Request:
Copy every entry word for word. Skip the pictures.

Stored dataset items
--------------------------------------------------
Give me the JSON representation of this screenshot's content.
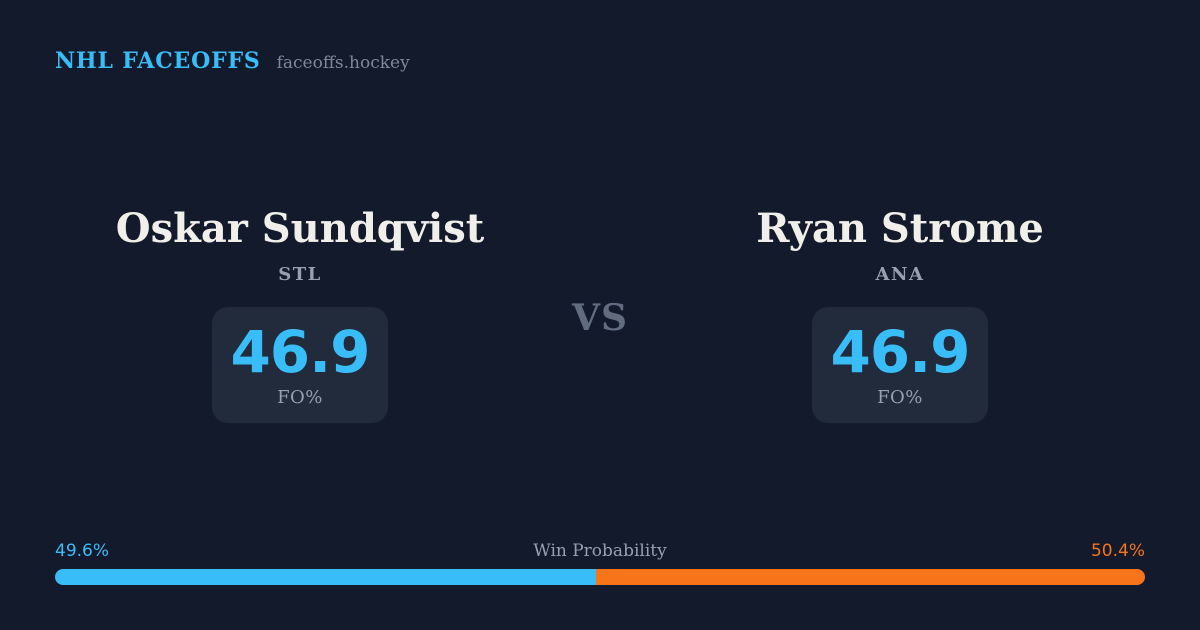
{
  "header": {
    "brand": "NHL FACEOFFS",
    "site": "faceoffs.hockey"
  },
  "matchup": {
    "vs_label": "VS",
    "players": [
      {
        "name": "Oskar Sundqvist",
        "team": "STL",
        "stat_value": "46.9",
        "stat_label": "FO%"
      },
      {
        "name": "Ryan Strome",
        "team": "ANA",
        "stat_value": "46.9",
        "stat_label": "FO%"
      }
    ]
  },
  "win_probability": {
    "title": "Win Probability",
    "left_pct": "49.6%",
    "right_pct": "50.4%",
    "left_value": 49.6,
    "right_value": 50.4
  },
  "colors": {
    "background": "#121A2B",
    "panel": "#212B3B",
    "accent_blue": "#38BDF8",
    "accent_orange": "#F7741B",
    "text_muted": "#97A0B1",
    "text_dim": "#7E8898",
    "text_vs": "#626C80",
    "text_name": "#F0EFE9"
  }
}
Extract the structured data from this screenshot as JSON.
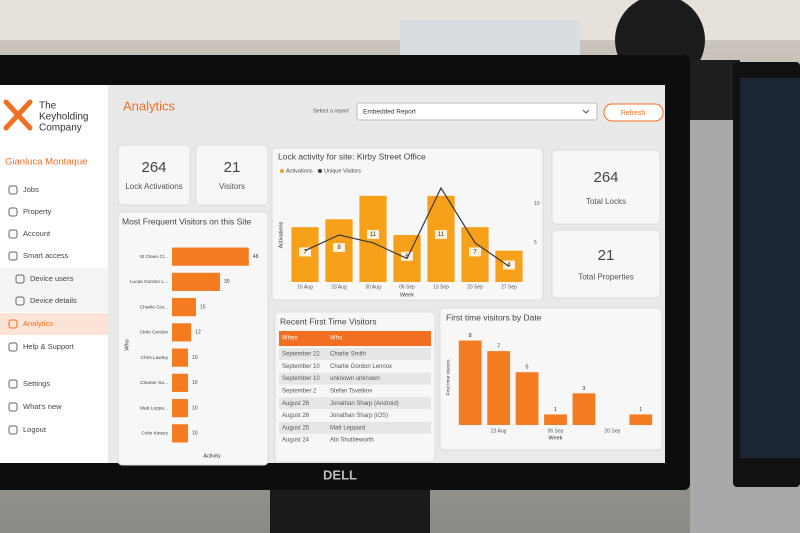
{
  "brand": {
    "lines": [
      "The",
      "Keyholding",
      "Company"
    ]
  },
  "sidebar": {
    "user": "Gianluca Montaque",
    "items": [
      "Jobs",
      "Property",
      "Account",
      "Smart access",
      "Device users",
      "Device details",
      "Analytics",
      "Help & Support",
      "Settings",
      "What's new",
      "Logout"
    ],
    "active_item": 6
  },
  "header": {
    "title": "Analytics",
    "select_label": "Select a report",
    "select_value": "Embedded Report",
    "button": "Refresh"
  },
  "kpis": [
    {
      "value": 264,
      "label": "Lock Activations"
    },
    {
      "value": 21,
      "label": "Visitors"
    },
    {
      "value": 264,
      "label": "Total Locks"
    },
    {
      "value": 21,
      "label": "Total Properties"
    }
  ],
  "chart_data": [
    {
      "type": "combo",
      "title": "Lock activity for site: Kirby Street Office",
      "x_label": "Week",
      "y_label": "Activations",
      "categories": [
        "16 Aug",
        "23 Aug",
        "30 Aug",
        "06 Sep",
        "13 Sep",
        "20 Sep",
        "27 Sep"
      ],
      "series": [
        {
          "name": "Activations",
          "color": "#f7a11a",
          "values": [
            7,
            8,
            11,
            6,
            11,
            7,
            4
          ]
        },
        {
          "name": "Unique Visitors",
          "color": "#3a3a3a",
          "axis": "y2",
          "values": [
            4,
            6,
            5,
            3,
            12,
            5,
            2
          ]
        }
      ],
      "ylim": [
        0,
        12
      ],
      "y2lim": [
        0,
        12
      ],
      "y2ticks": [
        5,
        10
      ]
    },
    {
      "type": "barh",
      "title": "Most Frequent Visitors on this Site",
      "x_label": "Activity",
      "y_label": "Who",
      "categories": [
        "St Clean Cl...",
        "Lucas Gordon L...",
        "Charlie Gor...",
        "Chris Gordon",
        "Chris Lawley",
        "Cleaner Sa...",
        "Matt Leppa...",
        "Colin Kinsey"
      ],
      "values": [
        48,
        30,
        15,
        12,
        10,
        10,
        10,
        10
      ],
      "color": "#f47b20",
      "xlim": [
        0,
        50
      ]
    },
    {
      "type": "bar",
      "title": "First time visitors by Date",
      "x_label": "Week",
      "y_label": "First time visitors",
      "categories": [
        null,
        "23 Aug",
        null,
        "06 Sep",
        null,
        "20 Sep",
        null
      ],
      "values": [
        8,
        7,
        5,
        1,
        3,
        null,
        1
      ],
      "color": "#f47b20",
      "ylim": [
        0,
        9
      ]
    }
  ],
  "table": {
    "title": "Recent First Time Visitors",
    "columns": [
      "When",
      "Who"
    ],
    "rows": [
      [
        "September 22",
        "Charlie Smith"
      ],
      [
        "September 10",
        "Charlie Gordon Lennox"
      ],
      [
        "September 10",
        "unknown unknown"
      ],
      [
        "September 2",
        "Stefan Tsvetkov"
      ],
      [
        "August 26",
        "Jonathan Sharp (Android)"
      ],
      [
        "August 26",
        "Jonathan Sharp (iOS)"
      ],
      [
        "August 25",
        "Matt Leppard"
      ],
      [
        "August 24",
        "Abi Shuttleworth"
      ]
    ]
  }
}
--------------------------------------------------
Written solution:
Give me the JSON representation of this screenshot's content.
{
  "header": {
    "brand": "NHL FACEOFFS",
    "site": "faceoffs.hockey"
  },
  "matchup": {
    "vs_label": "VS",
    "players": [
      {
        "name": "Oskar Sundqvist",
        "team": "STL",
        "stat_value": "46.9",
        "stat_label": "FO%"
      },
      {
        "name": "Ryan Strome",
        "team": "ANA",
        "stat_value": "46.9",
        "stat_label": "FO%"
      }
    ]
  },
  "win_probability": {
    "title": "Win Probability",
    "left_pct": "49.6%",
    "right_pct": "50.4%",
    "left_value": 49.6,
    "right_value": 50.4
  },
  "colors": {
    "background": "#121A2B",
    "panel": "#212B3B",
    "accent_blue": "#38BDF8",
    "accent_orange": "#F7741B",
    "text_muted": "#97A0B1",
    "text_dim": "#7E8898",
    "text_vs": "#626C80",
    "text_name": "#F0EFE9"
  }
}
Extract the structured data from this screenshot as JSON.
{
  "brand": {
    "lines": [
      "The",
      "Keyholding",
      "Company"
    ]
  },
  "sidebar": {
    "user": "Gianluca Montaque",
    "items": [
      "Jobs",
      "Property",
      "Account",
      "Smart access",
      "Device users",
      "Device details",
      "Analytics",
      "Help & Support",
      "Settings",
      "What's new",
      "Logout"
    ],
    "active_item": 6
  },
  "header": {
    "title": "Analytics",
    "select_label": "Select a report",
    "select_value": "Embedded Report",
    "button": "Refresh"
  },
  "kpis": [
    {
      "value": 264,
      "label": "Lock Activations"
    },
    {
      "value": 21,
      "label": "Visitors"
    },
    {
      "value": 264,
      "label": "Total Locks"
    },
    {
      "value": 21,
      "label": "Total Properties"
    }
  ],
  "chart_data": [
    {
      "type": "combo",
      "title": "Lock activity for site: Kirby Street Office",
      "x_label": "Week",
      "y_label": "Activations",
      "categories": [
        "16 Aug",
        "23 Aug",
        "30 Aug",
        "06 Sep",
        "13 Sep",
        "20 Sep",
        "27 Sep"
      ],
      "series": [
        {
          "name": "Activations",
          "color": "#f7a11a",
          "values": [
            7,
            8,
            11,
            6,
            11,
            7,
            4
          ]
        },
        {
          "name": "Unique Visitors",
          "color": "#3a3a3a",
          "axis": "y2",
          "values": [
            4,
            6,
            5,
            3,
            12,
            5,
            2
          ]
        }
      ],
      "ylim": [
        0,
        12
      ],
      "y2lim": [
        0,
        12
      ],
      "y2ticks": [
        5,
        10
      ]
    },
    {
      "type": "barh",
      "title": "Most Frequent Visitors on this Site",
      "x_label": "Activity",
      "y_label": "Who",
      "categories": [
        "St Clean Cl...",
        "Lucas Gordon L...",
        "Charlie Gor...",
        "Chris Gordon",
        "Chris Lawley",
        "Cleaner Sa...",
        "Matt Leppa...",
        "Colin Kinsey"
      ],
      "values": [
        48,
        30,
        15,
        12,
        10,
        10,
        10,
        10
      ],
      "color": "#f47b20",
      "xlim": [
        0,
        50
      ]
    },
    {
      "type": "bar",
      "title": "First time visitors by Date",
      "x_label": "Week",
      "y_label": "First time visitors",
      "categories": [
        null,
        "23 Aug",
        null,
        "06 Sep",
        null,
        "20 Sep",
        null
      ],
      "values": [
        8,
        7,
        5,
        1,
        3,
        null,
        1
      ],
      "color": "#f47b20",
      "ylim": [
        0,
        9
      ]
    }
  ],
  "table": {
    "title": "Recent First Time Visitors",
    "columns": [
      "When",
      "Who"
    ],
    "rows": [
      [
        "September 22",
        "Charlie Smith"
      ],
      [
        "September 10",
        "Charlie Gordon Lennox"
      ],
      [
        "September 10",
        "unknown unknown"
      ],
      [
        "September 2",
        "Stefan Tsvetkov"
      ],
      [
        "August 26",
        "Jonathan Sharp (Android)"
      ],
      [
        "August 26",
        "Jonathan Sharp (iOS)"
      ],
      [
        "August 25",
        "Matt Leppard"
      ],
      [
        "August 24",
        "Abi Shuttleworth"
      ]
    ]
  }
}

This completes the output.